Task instructions
Each entry below must be repeated word for word.

----

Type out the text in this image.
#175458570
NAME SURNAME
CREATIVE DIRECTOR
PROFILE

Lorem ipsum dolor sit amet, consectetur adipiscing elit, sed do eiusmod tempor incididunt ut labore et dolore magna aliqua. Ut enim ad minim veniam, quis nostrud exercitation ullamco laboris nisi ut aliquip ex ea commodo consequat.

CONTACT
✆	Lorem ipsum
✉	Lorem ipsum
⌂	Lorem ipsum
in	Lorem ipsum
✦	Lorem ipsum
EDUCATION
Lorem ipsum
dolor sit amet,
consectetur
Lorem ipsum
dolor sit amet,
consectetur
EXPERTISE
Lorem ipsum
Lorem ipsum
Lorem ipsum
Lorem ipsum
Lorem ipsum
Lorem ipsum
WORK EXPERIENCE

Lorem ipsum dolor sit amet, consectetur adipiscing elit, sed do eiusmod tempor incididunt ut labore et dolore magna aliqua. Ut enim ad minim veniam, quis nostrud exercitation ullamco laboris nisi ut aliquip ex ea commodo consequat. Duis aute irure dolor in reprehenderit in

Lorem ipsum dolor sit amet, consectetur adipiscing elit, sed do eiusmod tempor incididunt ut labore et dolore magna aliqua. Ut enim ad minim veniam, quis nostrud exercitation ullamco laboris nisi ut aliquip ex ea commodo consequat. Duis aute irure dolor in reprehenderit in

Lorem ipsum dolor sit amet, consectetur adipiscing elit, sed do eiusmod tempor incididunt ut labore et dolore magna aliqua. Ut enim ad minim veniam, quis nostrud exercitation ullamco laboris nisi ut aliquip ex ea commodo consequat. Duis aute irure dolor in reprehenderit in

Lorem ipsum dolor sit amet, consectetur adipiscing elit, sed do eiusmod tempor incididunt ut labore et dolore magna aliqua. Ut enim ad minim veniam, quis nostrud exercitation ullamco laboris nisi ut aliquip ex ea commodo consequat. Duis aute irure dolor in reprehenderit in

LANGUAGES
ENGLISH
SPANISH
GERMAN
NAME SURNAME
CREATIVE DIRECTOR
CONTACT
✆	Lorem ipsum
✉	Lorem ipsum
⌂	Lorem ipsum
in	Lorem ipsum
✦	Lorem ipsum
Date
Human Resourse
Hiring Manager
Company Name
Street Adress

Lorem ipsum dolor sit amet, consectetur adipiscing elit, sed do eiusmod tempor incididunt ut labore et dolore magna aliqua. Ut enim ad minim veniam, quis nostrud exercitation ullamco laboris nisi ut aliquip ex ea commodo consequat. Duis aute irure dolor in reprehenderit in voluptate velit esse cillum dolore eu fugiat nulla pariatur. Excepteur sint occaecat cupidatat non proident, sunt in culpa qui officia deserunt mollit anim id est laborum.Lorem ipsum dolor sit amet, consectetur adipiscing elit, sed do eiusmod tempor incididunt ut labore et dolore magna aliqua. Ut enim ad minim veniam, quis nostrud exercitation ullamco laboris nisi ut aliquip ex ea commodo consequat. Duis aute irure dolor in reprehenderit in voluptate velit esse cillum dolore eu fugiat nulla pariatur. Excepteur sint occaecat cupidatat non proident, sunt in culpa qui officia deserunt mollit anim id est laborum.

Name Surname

----

Answer
Type out the text in this image.
#175458570
NAME SURNAME
CREATIVE DIRECTOR
PROFILE

Lorem ipsum dolor sit amet, consectetur adipiscing elit, sed do eiusmod tempor incididunt ut labore et dolore magna aliqua. Ut enim ad minim veniam, quis nostrud exercitation ullamco laboris nisi ut aliquip ex ea commodo consequat.

CONTACT
✆	Lorem ipsum
✉	Lorem ipsum
⌂	Lorem ipsum
in	Lorem ipsum
✦	Lorem ipsum
EDUCATION
Lorem ipsum
dolor sit amet,
consectetur
Lorem ipsum
dolor sit amet,
consectetur
EXPERTISE
Lorem ipsum
Lorem ipsum
Lorem ipsum
Lorem ipsum
Lorem ipsum
Lorem ipsum
WORK EXPERIENCE

Lorem ipsum dolor sit amet, consectetur adipiscing elit, sed do eiusmod tempor incididunt ut labore et dolore magna aliqua. Ut enim ad minim veniam, quis nostrud exercitation ullamco laboris nisi ut aliquip ex ea commodo consequat. Duis aute irure dolor in reprehenderit in

Lorem ipsum dolor sit amet, consectetur adipiscing elit, sed do eiusmod tempor incididunt ut labore et dolore magna aliqua. Ut enim ad minim veniam, quis nostrud exercitation ullamco laboris nisi ut aliquip ex ea commodo consequat. Duis aute irure dolor in reprehenderit in

Lorem ipsum dolor sit amet, consectetur adipiscing elit, sed do eiusmod tempor incididunt ut labore et dolore magna aliqua. Ut enim ad minim veniam, quis nostrud exercitation ullamco laboris nisi ut aliquip ex ea commodo consequat. Duis aute irure dolor in reprehenderit in

Lorem ipsum dolor sit amet, consectetur adipiscing elit, sed do eiusmod tempor incididunt ut labore et dolore magna aliqua. Ut enim ad minim veniam, quis nostrud exercitation ullamco laboris nisi ut aliquip ex ea commodo consequat. Duis aute irure dolor in reprehenderit in

LANGUAGES
ENGLISH
SPANISH
GERMAN
NAME SURNAME
CREATIVE DIRECTOR
CONTACT
✆	Lorem ipsum
✉	Lorem ipsum
⌂	Lorem ipsum
in	Lorem ipsum
✦	Lorem ipsum
Date
Human Resourse
Hiring Manager
Company Name
Street Adress

Lorem ipsum dolor sit amet, consectetur adipiscing elit, sed do eiusmod tempor incididunt ut labore et dolore magna aliqua. Ut enim ad minim veniam, quis nostrud exercitation ullamco laboris nisi ut aliquip ex ea commodo consequat. Duis aute irure dolor in reprehenderit in voluptate velit esse cillum dolore eu fugiat nulla pariatur. Excepteur sint occaecat cupidatat non proident, sunt in culpa qui officia deserunt mollit anim id est laborum.Lorem ipsum dolor sit amet, consectetur adipiscing elit, sed do eiusmod tempor incididunt ut labore et dolore magna aliqua. Ut enim ad minim veniam, quis nostrud exercitation ullamco laboris nisi ut aliquip ex ea commodo consequat. Duis aute irure dolor in reprehenderit in voluptate velit esse cillum dolore eu fugiat nulla pariatur. Excepteur sint occaecat cupidatat non proident, sunt in culpa qui officia deserunt mollit anim id est laborum.

Name Surname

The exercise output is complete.